--- START ---

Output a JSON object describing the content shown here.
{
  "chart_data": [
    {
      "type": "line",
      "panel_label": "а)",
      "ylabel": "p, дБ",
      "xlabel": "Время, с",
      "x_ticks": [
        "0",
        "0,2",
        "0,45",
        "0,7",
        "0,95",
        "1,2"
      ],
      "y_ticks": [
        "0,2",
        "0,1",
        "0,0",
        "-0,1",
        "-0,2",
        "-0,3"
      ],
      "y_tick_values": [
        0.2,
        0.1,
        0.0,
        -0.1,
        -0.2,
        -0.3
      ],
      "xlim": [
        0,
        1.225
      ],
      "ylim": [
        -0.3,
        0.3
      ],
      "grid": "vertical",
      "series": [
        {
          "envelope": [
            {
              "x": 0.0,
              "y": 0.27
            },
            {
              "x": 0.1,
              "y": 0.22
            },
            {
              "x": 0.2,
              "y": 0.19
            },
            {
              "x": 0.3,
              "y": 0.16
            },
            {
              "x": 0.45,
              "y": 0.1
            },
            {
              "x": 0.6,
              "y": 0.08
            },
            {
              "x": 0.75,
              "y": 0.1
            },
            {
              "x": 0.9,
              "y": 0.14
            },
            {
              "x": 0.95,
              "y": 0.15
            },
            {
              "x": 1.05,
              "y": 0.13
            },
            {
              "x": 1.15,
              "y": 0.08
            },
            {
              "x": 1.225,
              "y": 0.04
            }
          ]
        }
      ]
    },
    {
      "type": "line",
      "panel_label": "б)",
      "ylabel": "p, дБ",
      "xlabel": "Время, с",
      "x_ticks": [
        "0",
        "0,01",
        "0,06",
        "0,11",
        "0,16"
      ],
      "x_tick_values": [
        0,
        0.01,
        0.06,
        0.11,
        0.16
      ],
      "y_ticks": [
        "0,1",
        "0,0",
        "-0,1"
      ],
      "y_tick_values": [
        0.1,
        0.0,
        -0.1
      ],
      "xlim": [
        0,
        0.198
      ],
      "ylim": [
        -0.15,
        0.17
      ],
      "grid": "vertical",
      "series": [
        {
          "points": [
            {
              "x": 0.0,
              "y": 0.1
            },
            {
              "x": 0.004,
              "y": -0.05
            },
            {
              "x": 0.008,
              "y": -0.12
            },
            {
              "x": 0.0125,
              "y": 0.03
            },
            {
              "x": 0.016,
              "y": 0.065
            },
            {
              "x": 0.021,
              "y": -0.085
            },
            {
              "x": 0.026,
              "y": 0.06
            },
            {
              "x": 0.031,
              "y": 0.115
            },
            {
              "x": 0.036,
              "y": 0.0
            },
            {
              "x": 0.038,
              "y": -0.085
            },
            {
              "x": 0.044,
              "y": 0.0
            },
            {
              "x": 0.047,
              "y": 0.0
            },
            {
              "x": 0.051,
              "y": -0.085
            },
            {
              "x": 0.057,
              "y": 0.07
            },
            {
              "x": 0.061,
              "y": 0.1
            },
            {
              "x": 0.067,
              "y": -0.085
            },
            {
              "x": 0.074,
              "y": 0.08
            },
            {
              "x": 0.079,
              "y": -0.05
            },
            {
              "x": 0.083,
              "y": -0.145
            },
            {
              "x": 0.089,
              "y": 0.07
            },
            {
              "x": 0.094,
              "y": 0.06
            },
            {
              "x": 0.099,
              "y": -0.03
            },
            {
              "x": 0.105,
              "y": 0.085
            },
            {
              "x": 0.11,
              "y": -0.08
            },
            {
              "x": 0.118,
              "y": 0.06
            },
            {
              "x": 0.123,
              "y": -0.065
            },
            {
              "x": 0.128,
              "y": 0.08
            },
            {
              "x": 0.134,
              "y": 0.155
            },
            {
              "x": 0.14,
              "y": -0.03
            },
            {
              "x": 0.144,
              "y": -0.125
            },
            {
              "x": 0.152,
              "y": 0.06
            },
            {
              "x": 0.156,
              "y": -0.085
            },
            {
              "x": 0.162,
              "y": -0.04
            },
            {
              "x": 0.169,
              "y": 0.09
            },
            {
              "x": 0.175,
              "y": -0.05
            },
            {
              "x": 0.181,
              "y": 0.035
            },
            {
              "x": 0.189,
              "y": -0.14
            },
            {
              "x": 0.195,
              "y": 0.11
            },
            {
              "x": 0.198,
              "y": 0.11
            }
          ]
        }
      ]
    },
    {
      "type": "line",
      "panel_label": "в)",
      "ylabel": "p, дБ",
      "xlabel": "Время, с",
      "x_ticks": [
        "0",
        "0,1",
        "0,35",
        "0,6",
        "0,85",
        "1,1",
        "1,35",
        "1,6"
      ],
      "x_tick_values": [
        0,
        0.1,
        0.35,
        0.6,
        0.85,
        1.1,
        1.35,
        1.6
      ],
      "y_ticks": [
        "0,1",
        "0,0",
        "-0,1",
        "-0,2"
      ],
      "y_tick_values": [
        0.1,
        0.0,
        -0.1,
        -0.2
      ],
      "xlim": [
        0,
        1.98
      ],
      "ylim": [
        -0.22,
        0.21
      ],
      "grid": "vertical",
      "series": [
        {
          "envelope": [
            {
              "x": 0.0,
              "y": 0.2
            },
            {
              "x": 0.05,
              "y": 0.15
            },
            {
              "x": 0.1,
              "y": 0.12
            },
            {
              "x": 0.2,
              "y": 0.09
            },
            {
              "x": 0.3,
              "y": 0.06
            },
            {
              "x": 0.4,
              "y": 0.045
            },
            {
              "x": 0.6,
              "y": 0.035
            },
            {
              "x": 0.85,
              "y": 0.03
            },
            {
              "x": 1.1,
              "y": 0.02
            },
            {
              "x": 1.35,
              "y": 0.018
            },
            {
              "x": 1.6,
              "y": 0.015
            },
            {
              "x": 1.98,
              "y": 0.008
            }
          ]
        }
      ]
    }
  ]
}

--- END ---

◆ Task instructions ◆
Write out the full listing, keeping every line exactly as it is.

◆ Solution to the exercise ◆
Output a JSON object describing the content shown here.
{
  "chart_data": [
    {
      "type": "line",
      "panel_label": "а)",
      "ylabel": "p, дБ",
      "xlabel": "Время, с",
      "x_ticks": [
        "0",
        "0,2",
        "0,45",
        "0,7",
        "0,95",
        "1,2"
      ],
      "y_ticks": [
        "0,2",
        "0,1",
        "0,0",
        "-0,1",
        "-0,2",
        "-0,3"
      ],
      "y_tick_values": [
        0.2,
        0.1,
        0.0,
        -0.1,
        -0.2,
        -0.3
      ],
      "xlim": [
        0,
        1.225
      ],
      "ylim": [
        -0.3,
        0.3
      ],
      "grid": "vertical",
      "series": [
        {
          "envelope": [
            {
              "x": 0.0,
              "y": 0.27
            },
            {
              "x": 0.1,
              "y": 0.22
            },
            {
              "x": 0.2,
              "y": 0.19
            },
            {
              "x": 0.3,
              "y": 0.16
            },
            {
              "x": 0.45,
              "y": 0.1
            },
            {
              "x": 0.6,
              "y": 0.08
            },
            {
              "x": 0.75,
              "y": 0.1
            },
            {
              "x": 0.9,
              "y": 0.14
            },
            {
              "x": 0.95,
              "y": 0.15
            },
            {
              "x": 1.05,
              "y": 0.13
            },
            {
              "x": 1.15,
              "y": 0.08
            },
            {
              "x": 1.225,
              "y": 0.04
            }
          ]
        }
      ]
    },
    {
      "type": "line",
      "panel_label": "б)",
      "ylabel": "p, дБ",
      "xlabel": "Время, с",
      "x_ticks": [
        "0",
        "0,01",
        "0,06",
        "0,11",
        "0,16"
      ],
      "x_tick_values": [
        0,
        0.01,
        0.06,
        0.11,
        0.16
      ],
      "y_ticks": [
        "0,1",
        "0,0",
        "-0,1"
      ],
      "y_tick_values": [
        0.1,
        0.0,
        -0.1
      ],
      "xlim": [
        0,
        0.198
      ],
      "ylim": [
        -0.15,
        0.17
      ],
      "grid": "vertical",
      "series": [
        {
          "points": [
            {
              "x": 0.0,
              "y": 0.1
            },
            {
              "x": 0.004,
              "y": -0.05
            },
            {
              "x": 0.008,
              "y": -0.12
            },
            {
              "x": 0.0125,
              "y": 0.03
            },
            {
              "x": 0.016,
              "y": 0.065
            },
            {
              "x": 0.021,
              "y": -0.085
            },
            {
              "x": 0.026,
              "y": 0.06
            },
            {
              "x": 0.031,
              "y": 0.115
            },
            {
              "x": 0.036,
              "y": 0.0
            },
            {
              "x": 0.038,
              "y": -0.085
            },
            {
              "x": 0.044,
              "y": 0.0
            },
            {
              "x": 0.047,
              "y": 0.0
            },
            {
              "x": 0.051,
              "y": -0.085
            },
            {
              "x": 0.057,
              "y": 0.07
            },
            {
              "x": 0.061,
              "y": 0.1
            },
            {
              "x": 0.067,
              "y": -0.085
            },
            {
              "x": 0.074,
              "y": 0.08
            },
            {
              "x": 0.079,
              "y": -0.05
            },
            {
              "x": 0.083,
              "y": -0.145
            },
            {
              "x": 0.089,
              "y": 0.07
            },
            {
              "x": 0.094,
              "y": 0.06
            },
            {
              "x": 0.099,
              "y": -0.03
            },
            {
              "x": 0.105,
              "y": 0.085
            },
            {
              "x": 0.11,
              "y": -0.08
            },
            {
              "x": 0.118,
              "y": 0.06
            },
            {
              "x": 0.123,
              "y": -0.065
            },
            {
              "x": 0.128,
              "y": 0.08
            },
            {
              "x": 0.134,
              "y": 0.155
            },
            {
              "x": 0.14,
              "y": -0.03
            },
            {
              "x": 0.144,
              "y": -0.125
            },
            {
              "x": 0.152,
              "y": 0.06
            },
            {
              "x": 0.156,
              "y": -0.085
            },
            {
              "x": 0.162,
              "y": -0.04
            },
            {
              "x": 0.169,
              "y": 0.09
            },
            {
              "x": 0.175,
              "y": -0.05
            },
            {
              "x": 0.181,
              "y": 0.035
            },
            {
              "x": 0.189,
              "y": -0.14
            },
            {
              "x": 0.195,
              "y": 0.11
            },
            {
              "x": 0.198,
              "y": 0.11
            }
          ]
        }
      ]
    },
    {
      "type": "line",
      "panel_label": "в)",
      "ylabel": "p, дБ",
      "xlabel": "Время, с",
      "x_ticks": [
        "0",
        "0,1",
        "0,35",
        "0,6",
        "0,85",
        "1,1",
        "1,35",
        "1,6"
      ],
      "x_tick_values": [
        0,
        0.1,
        0.35,
        0.6,
        0.85,
        1.1,
        1.35,
        1.6
      ],
      "y_ticks": [
        "0,1",
        "0,0",
        "-0,1",
        "-0,2"
      ],
      "y_tick_values": [
        0.1,
        0.0,
        -0.1,
        -0.2
      ],
      "xlim": [
        0,
        1.98
      ],
      "ylim": [
        -0.22,
        0.21
      ],
      "grid": "vertical",
      "series": [
        {
          "envelope": [
            {
              "x": 0.0,
              "y": 0.2
            },
            {
              "x": 0.05,
              "y": 0.15
            },
            {
              "x": 0.1,
              "y": 0.12
            },
            {
              "x": 0.2,
              "y": 0.09
            },
            {
              "x": 0.3,
              "y": 0.06
            },
            {
              "x": 0.4,
              "y": 0.045
            },
            {
              "x": 0.6,
              "y": 0.035
            },
            {
              "x": 0.85,
              "y": 0.03
            },
            {
              "x": 1.1,
              "y": 0.02
            },
            {
              "x": 1.35,
              "y": 0.018
            },
            {
              "x": 1.6,
              "y": 0.015
            },
            {
              "x": 1.98,
              "y": 0.008
            }
          ]
        }
      ]
    }
  ]
}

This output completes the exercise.